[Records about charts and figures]
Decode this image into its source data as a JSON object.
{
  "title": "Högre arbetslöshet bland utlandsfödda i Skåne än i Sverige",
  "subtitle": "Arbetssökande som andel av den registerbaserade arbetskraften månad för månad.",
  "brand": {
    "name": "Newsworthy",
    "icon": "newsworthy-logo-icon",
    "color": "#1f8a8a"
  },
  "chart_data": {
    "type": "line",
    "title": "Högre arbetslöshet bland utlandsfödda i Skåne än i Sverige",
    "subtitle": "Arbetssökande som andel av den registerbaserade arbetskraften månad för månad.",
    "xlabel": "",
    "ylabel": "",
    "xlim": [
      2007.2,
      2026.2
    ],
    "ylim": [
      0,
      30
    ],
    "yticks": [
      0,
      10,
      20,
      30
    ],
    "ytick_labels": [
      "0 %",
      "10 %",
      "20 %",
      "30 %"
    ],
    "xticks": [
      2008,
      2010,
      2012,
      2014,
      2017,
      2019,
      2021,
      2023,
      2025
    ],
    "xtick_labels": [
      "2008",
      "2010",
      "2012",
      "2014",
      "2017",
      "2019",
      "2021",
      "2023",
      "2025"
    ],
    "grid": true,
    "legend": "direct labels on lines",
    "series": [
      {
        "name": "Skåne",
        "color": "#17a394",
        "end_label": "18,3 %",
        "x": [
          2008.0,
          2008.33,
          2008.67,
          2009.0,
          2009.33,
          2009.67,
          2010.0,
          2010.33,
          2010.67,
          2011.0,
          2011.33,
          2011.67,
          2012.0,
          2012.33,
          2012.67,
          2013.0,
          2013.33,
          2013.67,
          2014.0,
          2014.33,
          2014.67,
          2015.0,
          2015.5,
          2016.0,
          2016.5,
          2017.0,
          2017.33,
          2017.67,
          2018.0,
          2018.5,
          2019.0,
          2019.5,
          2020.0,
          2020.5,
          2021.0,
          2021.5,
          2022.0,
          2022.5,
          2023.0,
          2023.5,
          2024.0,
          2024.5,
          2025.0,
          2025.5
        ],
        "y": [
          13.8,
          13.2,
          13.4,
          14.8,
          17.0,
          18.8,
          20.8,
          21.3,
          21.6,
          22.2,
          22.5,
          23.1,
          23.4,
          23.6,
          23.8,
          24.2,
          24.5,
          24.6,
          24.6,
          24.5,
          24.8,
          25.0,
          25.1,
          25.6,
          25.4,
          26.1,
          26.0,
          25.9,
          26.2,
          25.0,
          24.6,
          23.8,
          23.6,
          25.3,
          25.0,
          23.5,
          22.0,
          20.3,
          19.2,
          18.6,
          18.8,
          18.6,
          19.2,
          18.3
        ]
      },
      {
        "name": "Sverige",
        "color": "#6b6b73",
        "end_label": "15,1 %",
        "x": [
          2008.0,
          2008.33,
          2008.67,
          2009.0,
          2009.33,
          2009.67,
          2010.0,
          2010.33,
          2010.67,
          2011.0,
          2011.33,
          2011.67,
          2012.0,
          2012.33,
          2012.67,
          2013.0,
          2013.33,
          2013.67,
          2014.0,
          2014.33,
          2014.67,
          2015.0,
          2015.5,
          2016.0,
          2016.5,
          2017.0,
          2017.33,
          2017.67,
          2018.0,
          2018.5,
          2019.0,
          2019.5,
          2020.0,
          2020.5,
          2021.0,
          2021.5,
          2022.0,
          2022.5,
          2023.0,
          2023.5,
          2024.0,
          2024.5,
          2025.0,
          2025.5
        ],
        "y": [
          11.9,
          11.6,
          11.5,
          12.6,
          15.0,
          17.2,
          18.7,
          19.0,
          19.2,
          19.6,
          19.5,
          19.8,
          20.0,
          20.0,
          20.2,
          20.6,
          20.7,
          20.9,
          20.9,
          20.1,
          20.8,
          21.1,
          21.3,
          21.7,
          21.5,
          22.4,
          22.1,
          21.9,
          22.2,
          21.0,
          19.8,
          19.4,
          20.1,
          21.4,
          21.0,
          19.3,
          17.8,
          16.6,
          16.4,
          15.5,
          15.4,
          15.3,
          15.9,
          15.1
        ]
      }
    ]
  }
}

= Task instructions =
Please output the complete data exactly.

= Correct response =
Decode this image into its source data as a JSON object.
{
  "title": "Högre arbetslöshet bland utlandsfödda i Skåne än i Sverige",
  "subtitle": "Arbetssökande som andel av den registerbaserade arbetskraften månad för månad.",
  "brand": {
    "name": "Newsworthy",
    "icon": "newsworthy-logo-icon",
    "color": "#1f8a8a"
  },
  "chart_data": {
    "type": "line",
    "title": "Högre arbetslöshet bland utlandsfödda i Skåne än i Sverige",
    "subtitle": "Arbetssökande som andel av den registerbaserade arbetskraften månad för månad.",
    "xlabel": "",
    "ylabel": "",
    "xlim": [
      2007.2,
      2026.2
    ],
    "ylim": [
      0,
      30
    ],
    "yticks": [
      0,
      10,
      20,
      30
    ],
    "ytick_labels": [
      "0 %",
      "10 %",
      "20 %",
      "30 %"
    ],
    "xticks": [
      2008,
      2010,
      2012,
      2014,
      2017,
      2019,
      2021,
      2023,
      2025
    ],
    "xtick_labels": [
      "2008",
      "2010",
      "2012",
      "2014",
      "2017",
      "2019",
      "2021",
      "2023",
      "2025"
    ],
    "grid": true,
    "legend": "direct labels on lines",
    "series": [
      {
        "name": "Skåne",
        "color": "#17a394",
        "end_label": "18,3 %",
        "x": [
          2008.0,
          2008.33,
          2008.67,
          2009.0,
          2009.33,
          2009.67,
          2010.0,
          2010.33,
          2010.67,
          2011.0,
          2011.33,
          2011.67,
          2012.0,
          2012.33,
          2012.67,
          2013.0,
          2013.33,
          2013.67,
          2014.0,
          2014.33,
          2014.67,
          2015.0,
          2015.5,
          2016.0,
          2016.5,
          2017.0,
          2017.33,
          2017.67,
          2018.0,
          2018.5,
          2019.0,
          2019.5,
          2020.0,
          2020.5,
          2021.0,
          2021.5,
          2022.0,
          2022.5,
          2023.0,
          2023.5,
          2024.0,
          2024.5,
          2025.0,
          2025.5
        ],
        "y": [
          13.8,
          13.2,
          13.4,
          14.8,
          17.0,
          18.8,
          20.8,
          21.3,
          21.6,
          22.2,
          22.5,
          23.1,
          23.4,
          23.6,
          23.8,
          24.2,
          24.5,
          24.6,
          24.6,
          24.5,
          24.8,
          25.0,
          25.1,
          25.6,
          25.4,
          26.1,
          26.0,
          25.9,
          26.2,
          25.0,
          24.6,
          23.8,
          23.6,
          25.3,
          25.0,
          23.5,
          22.0,
          20.3,
          19.2,
          18.6,
          18.8,
          18.6,
          19.2,
          18.3
        ]
      },
      {
        "name": "Sverige",
        "color": "#6b6b73",
        "end_label": "15,1 %",
        "x": [
          2008.0,
          2008.33,
          2008.67,
          2009.0,
          2009.33,
          2009.67,
          2010.0,
          2010.33,
          2010.67,
          2011.0,
          2011.33,
          2011.67,
          2012.0,
          2012.33,
          2012.67,
          2013.0,
          2013.33,
          2013.67,
          2014.0,
          2014.33,
          2014.67,
          2015.0,
          2015.5,
          2016.0,
          2016.5,
          2017.0,
          2017.33,
          2017.67,
          2018.0,
          2018.5,
          2019.0,
          2019.5,
          2020.0,
          2020.5,
          2021.0,
          2021.5,
          2022.0,
          2022.5,
          2023.0,
          2023.5,
          2024.0,
          2024.5,
          2025.0,
          2025.5
        ],
        "y": [
          11.9,
          11.6,
          11.5,
          12.6,
          15.0,
          17.2,
          18.7,
          19.0,
          19.2,
          19.6,
          19.5,
          19.8,
          20.0,
          20.0,
          20.2,
          20.6,
          20.7,
          20.9,
          20.9,
          20.1,
          20.8,
          21.1,
          21.3,
          21.7,
          21.5,
          22.4,
          22.1,
          21.9,
          22.2,
          21.0,
          19.8,
          19.4,
          20.1,
          21.4,
          21.0,
          19.3,
          17.8,
          16.6,
          16.4,
          15.5,
          15.4,
          15.3,
          15.9,
          15.1
        ]
      }
    ]
  }
}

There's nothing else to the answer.